Extrais mot pour mot, du texte sur les déchets nucléaires suisses, le passage qui commence à « La naïveté n’a » et se termine à « moyen de fusées. ».

• Extrait à lire
-- -- --

Informations complémentaires sur revue.link/nagra
Site web de la Nagra: www.nagra.ch
C’est en 1969 que la première des cinq centrales nucléaires suisses, celle de Beznau I, a été mise en service. En ce temps-là, on ne se souciait guère de l’élimination sûre des déchets radioactifs. Dès 1969, la Suisse s’est mise à les sceller dans du béton et à les transporter à travers l’Europe dans des trains de marchandises, pour les immerger sans autre forme de procès dans l’Atlantique Nord. Elle a poursuivi cette pratique contestée jusqu’en 1983 et n’a prononcé de moratoire volontaire qu’après avoir déjà immergé 7400 conteneurs d’acier remplis de déchets radioactifs. En 1984, la Suisse a tenté de négocier l’élimination de ces déchets dans le désert de Gobi avec la Chine, sans parvenir à un accord. Auparavant, d’autres négociations avaient échoué avec l’Argentine. Ce sont les États-Unis qui y avaient fait obstacle, car l’Argentine s’efforçait alors de devenir elle-même une puissance nucléaire.
La naïveté n’a cessé d’accompagner le débat autour des déchets nucléaires durant ces 70 dernières années. Jusque dans les années 1960, l’idée de les larguer au-dessus des régions polaires, où ils s’enfonceraient toujours plus profondément dans la glace en raison de leur chaleur, était considérée comme pertinente. Et au début des années 1970 encore, on envisageait sérieusement d’expédier ces déchets dans l’espace au moyen de fusées.

-- -- --

• Listing extrait
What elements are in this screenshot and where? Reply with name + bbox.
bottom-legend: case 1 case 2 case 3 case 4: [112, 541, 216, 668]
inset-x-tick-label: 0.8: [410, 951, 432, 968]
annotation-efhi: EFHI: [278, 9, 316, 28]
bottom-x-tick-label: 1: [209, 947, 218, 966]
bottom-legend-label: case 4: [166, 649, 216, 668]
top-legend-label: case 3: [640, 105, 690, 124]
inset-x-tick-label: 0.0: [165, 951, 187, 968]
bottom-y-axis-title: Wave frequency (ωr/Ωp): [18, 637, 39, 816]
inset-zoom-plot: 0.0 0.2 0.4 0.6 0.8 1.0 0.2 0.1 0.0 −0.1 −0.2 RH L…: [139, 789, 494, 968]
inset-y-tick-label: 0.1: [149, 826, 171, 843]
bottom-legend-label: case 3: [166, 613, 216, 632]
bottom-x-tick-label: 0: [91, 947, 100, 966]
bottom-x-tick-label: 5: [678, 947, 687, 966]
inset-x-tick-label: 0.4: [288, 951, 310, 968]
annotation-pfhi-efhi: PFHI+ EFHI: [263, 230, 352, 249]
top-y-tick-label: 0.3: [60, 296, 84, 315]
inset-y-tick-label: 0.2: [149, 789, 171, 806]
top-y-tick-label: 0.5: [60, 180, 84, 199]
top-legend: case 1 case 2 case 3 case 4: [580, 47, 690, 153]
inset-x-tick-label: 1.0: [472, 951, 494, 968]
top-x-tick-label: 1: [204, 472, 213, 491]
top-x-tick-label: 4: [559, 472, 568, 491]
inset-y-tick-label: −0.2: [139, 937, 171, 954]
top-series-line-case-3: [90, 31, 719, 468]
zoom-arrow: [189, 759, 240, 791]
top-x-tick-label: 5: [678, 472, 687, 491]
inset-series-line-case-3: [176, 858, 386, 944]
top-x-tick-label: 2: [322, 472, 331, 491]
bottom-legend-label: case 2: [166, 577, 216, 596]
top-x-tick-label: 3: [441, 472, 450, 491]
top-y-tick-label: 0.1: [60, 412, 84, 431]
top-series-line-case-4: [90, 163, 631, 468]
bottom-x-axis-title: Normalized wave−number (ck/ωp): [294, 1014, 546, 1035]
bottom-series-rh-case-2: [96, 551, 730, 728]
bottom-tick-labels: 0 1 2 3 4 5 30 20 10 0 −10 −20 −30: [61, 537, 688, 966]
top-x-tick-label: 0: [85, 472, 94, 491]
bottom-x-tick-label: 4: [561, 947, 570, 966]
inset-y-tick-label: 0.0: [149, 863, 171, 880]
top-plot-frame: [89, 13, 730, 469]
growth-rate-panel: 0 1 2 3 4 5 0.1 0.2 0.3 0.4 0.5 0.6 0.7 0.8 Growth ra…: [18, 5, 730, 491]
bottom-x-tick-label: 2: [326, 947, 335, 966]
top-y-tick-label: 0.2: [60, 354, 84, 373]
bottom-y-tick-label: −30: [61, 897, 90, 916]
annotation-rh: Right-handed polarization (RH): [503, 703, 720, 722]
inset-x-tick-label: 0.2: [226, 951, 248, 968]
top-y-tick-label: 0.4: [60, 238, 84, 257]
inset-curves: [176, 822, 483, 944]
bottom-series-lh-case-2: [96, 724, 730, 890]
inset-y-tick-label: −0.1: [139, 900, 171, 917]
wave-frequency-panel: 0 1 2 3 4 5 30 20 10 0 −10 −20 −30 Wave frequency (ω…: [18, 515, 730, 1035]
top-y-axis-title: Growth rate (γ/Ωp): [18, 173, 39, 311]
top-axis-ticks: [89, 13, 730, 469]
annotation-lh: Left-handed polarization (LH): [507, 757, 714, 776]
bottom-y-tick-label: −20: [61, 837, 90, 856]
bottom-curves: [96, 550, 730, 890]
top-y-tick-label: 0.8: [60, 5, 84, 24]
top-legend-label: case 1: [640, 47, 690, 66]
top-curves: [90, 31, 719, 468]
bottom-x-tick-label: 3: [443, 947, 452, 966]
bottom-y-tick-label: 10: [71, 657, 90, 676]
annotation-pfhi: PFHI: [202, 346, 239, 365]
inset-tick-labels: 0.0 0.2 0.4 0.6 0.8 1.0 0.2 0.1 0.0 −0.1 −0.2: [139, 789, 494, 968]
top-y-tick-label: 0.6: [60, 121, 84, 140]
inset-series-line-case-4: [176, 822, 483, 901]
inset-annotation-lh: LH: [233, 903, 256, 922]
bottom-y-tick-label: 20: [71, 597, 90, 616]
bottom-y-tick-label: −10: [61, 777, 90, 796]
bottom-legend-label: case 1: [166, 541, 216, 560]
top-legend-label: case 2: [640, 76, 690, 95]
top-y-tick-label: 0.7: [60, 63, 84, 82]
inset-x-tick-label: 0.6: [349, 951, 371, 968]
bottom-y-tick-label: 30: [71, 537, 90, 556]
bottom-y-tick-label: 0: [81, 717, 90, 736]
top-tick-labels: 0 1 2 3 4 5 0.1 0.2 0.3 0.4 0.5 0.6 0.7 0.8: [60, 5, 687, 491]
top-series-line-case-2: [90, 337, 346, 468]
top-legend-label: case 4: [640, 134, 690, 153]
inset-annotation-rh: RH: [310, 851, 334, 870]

-- -- --

• Réponse complète
La naïveté n’a cessé d’accompagner le débat autour des déchets nucléaires durant ces 70 dernières années. Jusque dans les années 1960, l’idée de les larguer au-dessus des régions polaires, où ils s’enfonceraient toujours plus profondément dans la glace en raison de leur chaleur, était considérée comme pertinente. Et au début des années 1970 encore, on envisageait sérieusement d’expédier ces déchets dans l’espace au moyen de fusées.